*** Records to use ***
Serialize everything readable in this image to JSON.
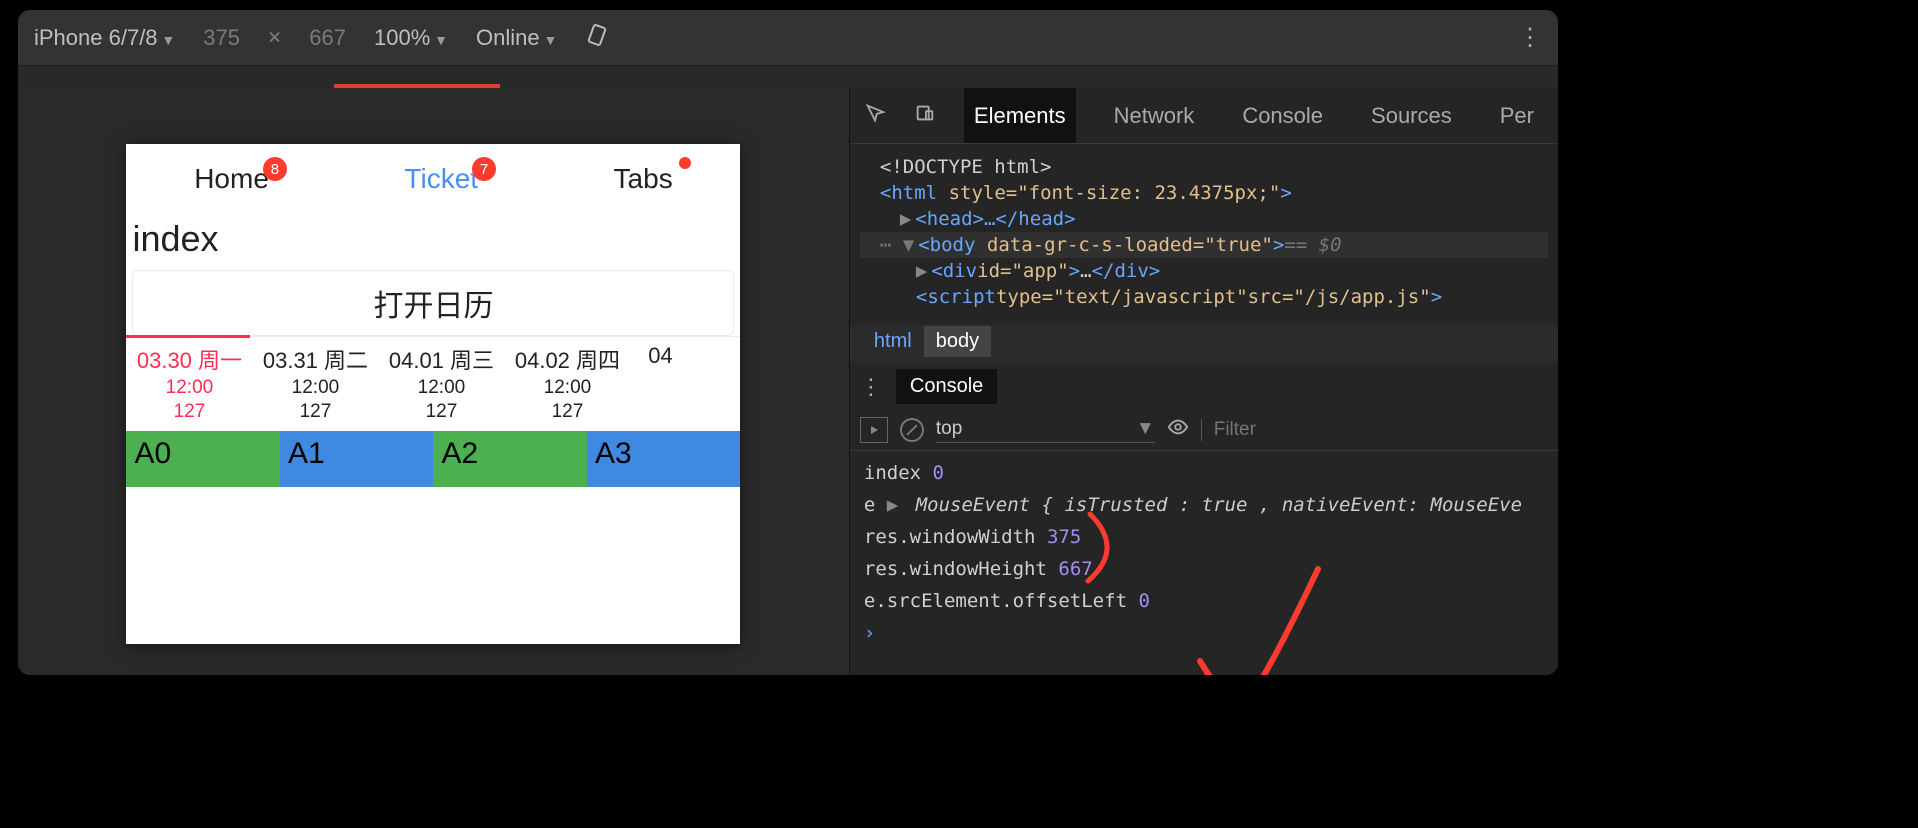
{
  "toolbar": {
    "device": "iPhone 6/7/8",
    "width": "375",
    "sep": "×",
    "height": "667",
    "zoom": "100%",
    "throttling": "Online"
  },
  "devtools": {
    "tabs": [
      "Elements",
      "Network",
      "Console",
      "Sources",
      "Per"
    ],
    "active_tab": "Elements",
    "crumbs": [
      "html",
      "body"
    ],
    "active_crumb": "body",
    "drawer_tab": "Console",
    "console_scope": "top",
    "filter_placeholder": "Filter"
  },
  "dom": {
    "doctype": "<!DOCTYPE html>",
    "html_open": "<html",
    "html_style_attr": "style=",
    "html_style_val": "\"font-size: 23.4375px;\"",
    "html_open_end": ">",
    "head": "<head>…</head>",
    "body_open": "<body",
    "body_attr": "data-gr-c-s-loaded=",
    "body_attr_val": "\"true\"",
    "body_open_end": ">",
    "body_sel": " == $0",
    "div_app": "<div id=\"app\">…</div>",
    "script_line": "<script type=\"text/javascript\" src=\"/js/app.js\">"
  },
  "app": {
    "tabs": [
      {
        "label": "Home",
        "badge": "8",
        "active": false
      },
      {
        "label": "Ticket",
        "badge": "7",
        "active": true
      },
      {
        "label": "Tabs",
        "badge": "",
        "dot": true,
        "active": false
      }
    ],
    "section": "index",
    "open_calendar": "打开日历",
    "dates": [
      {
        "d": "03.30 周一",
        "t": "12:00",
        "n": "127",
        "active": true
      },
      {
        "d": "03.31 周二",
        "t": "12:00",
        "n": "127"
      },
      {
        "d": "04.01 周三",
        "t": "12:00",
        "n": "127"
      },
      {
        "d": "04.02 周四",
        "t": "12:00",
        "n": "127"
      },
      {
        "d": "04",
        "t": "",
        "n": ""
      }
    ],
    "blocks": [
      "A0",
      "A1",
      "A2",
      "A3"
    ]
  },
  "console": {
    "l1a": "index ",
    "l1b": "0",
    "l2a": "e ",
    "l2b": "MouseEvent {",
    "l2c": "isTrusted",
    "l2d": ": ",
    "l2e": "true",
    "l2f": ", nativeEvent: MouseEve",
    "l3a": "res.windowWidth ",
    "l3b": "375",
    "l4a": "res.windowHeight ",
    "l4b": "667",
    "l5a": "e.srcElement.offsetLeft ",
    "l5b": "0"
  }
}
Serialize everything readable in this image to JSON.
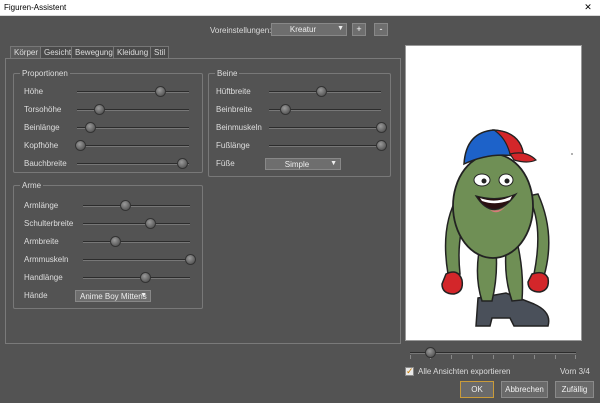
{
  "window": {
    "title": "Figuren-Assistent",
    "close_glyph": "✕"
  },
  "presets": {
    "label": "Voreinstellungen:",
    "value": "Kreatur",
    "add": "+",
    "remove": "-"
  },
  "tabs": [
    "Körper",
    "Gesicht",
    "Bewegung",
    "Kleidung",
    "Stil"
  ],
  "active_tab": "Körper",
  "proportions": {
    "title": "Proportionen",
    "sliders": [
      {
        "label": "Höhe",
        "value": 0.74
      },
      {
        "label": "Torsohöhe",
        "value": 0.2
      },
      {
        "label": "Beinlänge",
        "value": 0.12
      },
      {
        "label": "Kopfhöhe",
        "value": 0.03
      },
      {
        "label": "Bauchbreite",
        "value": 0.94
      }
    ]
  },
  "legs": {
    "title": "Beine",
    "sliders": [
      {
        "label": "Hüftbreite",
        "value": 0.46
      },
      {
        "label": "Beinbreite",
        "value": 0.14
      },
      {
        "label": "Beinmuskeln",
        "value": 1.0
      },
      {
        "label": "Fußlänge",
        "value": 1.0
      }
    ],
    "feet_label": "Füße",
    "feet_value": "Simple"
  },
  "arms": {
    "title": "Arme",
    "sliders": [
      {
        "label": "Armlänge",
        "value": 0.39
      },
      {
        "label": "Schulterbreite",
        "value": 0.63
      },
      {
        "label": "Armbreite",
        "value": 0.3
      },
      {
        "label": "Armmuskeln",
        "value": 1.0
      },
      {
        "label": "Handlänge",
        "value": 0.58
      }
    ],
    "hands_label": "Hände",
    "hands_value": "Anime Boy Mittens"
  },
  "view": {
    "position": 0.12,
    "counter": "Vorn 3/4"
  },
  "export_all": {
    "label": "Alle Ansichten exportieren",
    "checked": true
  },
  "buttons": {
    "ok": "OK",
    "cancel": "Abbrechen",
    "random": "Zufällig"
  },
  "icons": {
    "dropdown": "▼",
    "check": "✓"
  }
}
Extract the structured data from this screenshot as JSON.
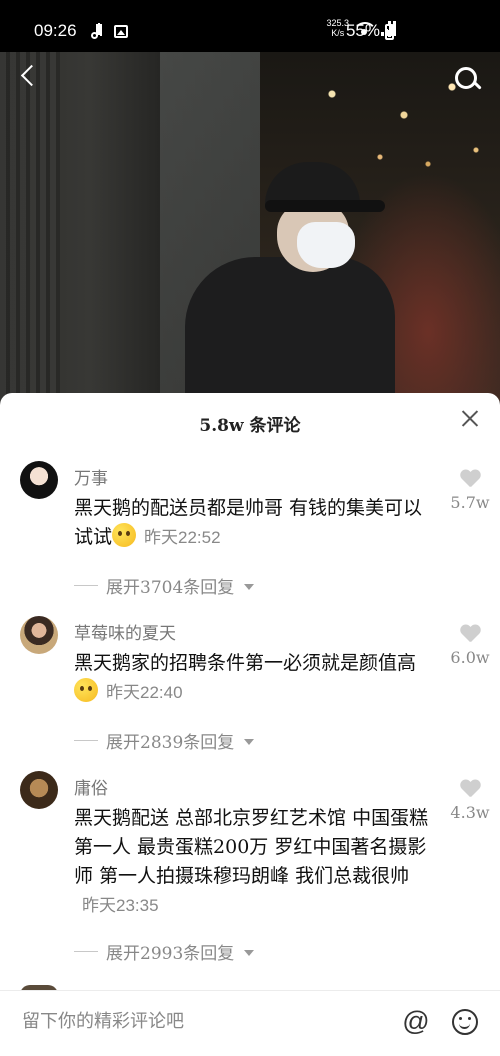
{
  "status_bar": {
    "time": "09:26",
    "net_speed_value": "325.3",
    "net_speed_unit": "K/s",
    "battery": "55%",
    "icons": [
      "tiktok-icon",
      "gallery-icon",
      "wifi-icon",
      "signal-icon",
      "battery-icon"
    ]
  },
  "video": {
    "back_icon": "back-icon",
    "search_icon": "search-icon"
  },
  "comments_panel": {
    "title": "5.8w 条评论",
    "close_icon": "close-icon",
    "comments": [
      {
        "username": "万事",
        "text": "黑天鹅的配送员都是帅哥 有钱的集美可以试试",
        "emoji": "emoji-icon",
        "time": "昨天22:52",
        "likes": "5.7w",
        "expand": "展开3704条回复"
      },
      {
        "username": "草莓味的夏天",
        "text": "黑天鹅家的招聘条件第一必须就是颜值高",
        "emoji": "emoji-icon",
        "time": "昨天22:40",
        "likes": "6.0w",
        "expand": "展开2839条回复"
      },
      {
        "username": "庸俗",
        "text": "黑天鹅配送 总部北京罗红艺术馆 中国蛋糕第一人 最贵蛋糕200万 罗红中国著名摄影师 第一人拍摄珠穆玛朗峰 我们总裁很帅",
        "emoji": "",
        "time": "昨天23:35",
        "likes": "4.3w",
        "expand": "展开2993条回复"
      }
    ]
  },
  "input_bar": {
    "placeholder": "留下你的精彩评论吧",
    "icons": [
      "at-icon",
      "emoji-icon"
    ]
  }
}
***
* _Task directions_: Leave the pictures out and write out every entry exactly as given.

* _Answer to the problem_:
Serialize everything readable in this image to JSON.
{
  "toolbar": {
    "device": "iPhone 6/7/8",
    "width": "375",
    "sep": "×",
    "height": "667",
    "zoom": "100%",
    "throttling": "Online"
  },
  "devtools": {
    "tabs": [
      "Elements",
      "Network",
      "Console",
      "Sources",
      "Per"
    ],
    "active_tab": "Elements",
    "crumbs": [
      "html",
      "body"
    ],
    "active_crumb": "body",
    "drawer_tab": "Console",
    "console_scope": "top",
    "filter_placeholder": "Filter"
  },
  "dom": {
    "doctype": "<!DOCTYPE html>",
    "html_open": "<html",
    "html_style_attr": "style=",
    "html_style_val": "\"font-size: 23.4375px;\"",
    "html_open_end": ">",
    "head": "<head>…</head>",
    "body_open": "<body",
    "body_attr": "data-gr-c-s-loaded=",
    "body_attr_val": "\"true\"",
    "body_open_end": ">",
    "body_sel": " == $0",
    "div_app": "<div id=\"app\">…</div>",
    "script_line": "<script type=\"text/javascript\" src=\"/js/app.js\">"
  },
  "app": {
    "tabs": [
      {
        "label": "Home",
        "badge": "8",
        "active": false
      },
      {
        "label": "Ticket",
        "badge": "7",
        "active": true
      },
      {
        "label": "Tabs",
        "badge": "",
        "dot": true,
        "active": false
      }
    ],
    "section": "index",
    "open_calendar": "打开日历",
    "dates": [
      {
        "d": "03.30 周一",
        "t": "12:00",
        "n": "127",
        "active": true
      },
      {
        "d": "03.31 周二",
        "t": "12:00",
        "n": "127"
      },
      {
        "d": "04.01 周三",
        "t": "12:00",
        "n": "127"
      },
      {
        "d": "04.02 周四",
        "t": "12:00",
        "n": "127"
      },
      {
        "d": "04",
        "t": "",
        "n": ""
      }
    ],
    "blocks": [
      "A0",
      "A1",
      "A2",
      "A3"
    ]
  },
  "console": {
    "l1a": "index ",
    "l1b": "0",
    "l2a": "e ",
    "l2b": "MouseEvent {",
    "l2c": "isTrusted",
    "l2d": ": ",
    "l2e": "true",
    "l2f": ", nativeEvent: MouseEve",
    "l3a": "res.windowWidth ",
    "l3b": "375",
    "l4a": "res.windowHeight ",
    "l4b": "667",
    "l5a": "e.srcElement.offsetLeft ",
    "l5b": "0"
  }
}
Serialize everything readable in this image to JSON.
{
  "window": {
    "title": "Figuren-Assistent",
    "close_glyph": "✕"
  },
  "presets": {
    "label": "Voreinstellungen:",
    "value": "Kreatur",
    "add": "+",
    "remove": "-"
  },
  "tabs": [
    "Körper",
    "Gesicht",
    "Bewegung",
    "Kleidung",
    "Stil"
  ],
  "active_tab": "Körper",
  "proportions": {
    "title": "Proportionen",
    "sliders": [
      {
        "label": "Höhe",
        "value": 0.74
      },
      {
        "label": "Torsohöhe",
        "value": 0.2
      },
      {
        "label": "Beinlänge",
        "value": 0.12
      },
      {
        "label": "Kopfhöhe",
        "value": 0.03
      },
      {
        "label": "Bauchbreite",
        "value": 0.94
      }
    ]
  },
  "legs": {
    "title": "Beine",
    "sliders": [
      {
        "label": "Hüftbreite",
        "value": 0.46
      },
      {
        "label": "Beinbreite",
        "value": 0.14
      },
      {
        "label": "Beinmuskeln",
        "value": 1.0
      },
      {
        "label": "Fußlänge",
        "value": 1.0
      }
    ],
    "feet_label": "Füße",
    "feet_value": "Simple"
  },
  "arms": {
    "title": "Arme",
    "sliders": [
      {
        "label": "Armlänge",
        "value": 0.39
      },
      {
        "label": "Schulterbreite",
        "value": 0.63
      },
      {
        "label": "Armbreite",
        "value": 0.3
      },
      {
        "label": "Armmuskeln",
        "value": 1.0
      },
      {
        "label": "Handlänge",
        "value": 0.58
      }
    ],
    "hands_label": "Hände",
    "hands_value": "Anime Boy Mittens"
  },
  "view": {
    "position": 0.12,
    "counter": "Vorn 3/4"
  },
  "export_all": {
    "label": "Alle Ansichten exportieren",
    "checked": true
  },
  "buttons": {
    "ok": "OK",
    "cancel": "Abbrechen",
    "random": "Zufällig"
  },
  "icons": {
    "dropdown": "▼",
    "check": "✓"
  }
}
Extract the structured data from this screenshot as JSON.
{
  "status_bar": {
    "time": "09:26",
    "net_speed_value": "325.3",
    "net_speed_unit": "K/s",
    "battery": "55%",
    "icons": [
      "tiktok-icon",
      "gallery-icon",
      "wifi-icon",
      "signal-icon",
      "battery-icon"
    ]
  },
  "video": {
    "back_icon": "back-icon",
    "search_icon": "search-icon"
  },
  "comments_panel": {
    "title": "5.8w 条评论",
    "close_icon": "close-icon",
    "comments": [
      {
        "username": "万事",
        "text": "黑天鹅的配送员都是帅哥 有钱的集美可以试试",
        "emoji": "emoji-icon",
        "time": "昨天22:52",
        "likes": "5.7w",
        "expand": "展开3704条回复"
      },
      {
        "username": "草莓味的夏天",
        "text": "黑天鹅家的招聘条件第一必须就是颜值高",
        "emoji": "emoji-icon",
        "time": "昨天22:40",
        "likes": "6.0w",
        "expand": "展开2839条回复"
      },
      {
        "username": "庸俗",
        "text": "黑天鹅配送 总部北京罗红艺术馆 中国蛋糕第一人 最贵蛋糕200万 罗红中国著名摄影师 第一人拍摄珠穆玛朗峰 我们总裁很帅",
        "emoji": "",
        "time": "昨天23:35",
        "likes": "4.3w",
        "expand": "展开2993条回复"
      }
    ]
  },
  "input_bar": {
    "placeholder": "留下你的精彩评论吧",
    "icons": [
      "at-icon",
      "emoji-icon"
    ]
  }
}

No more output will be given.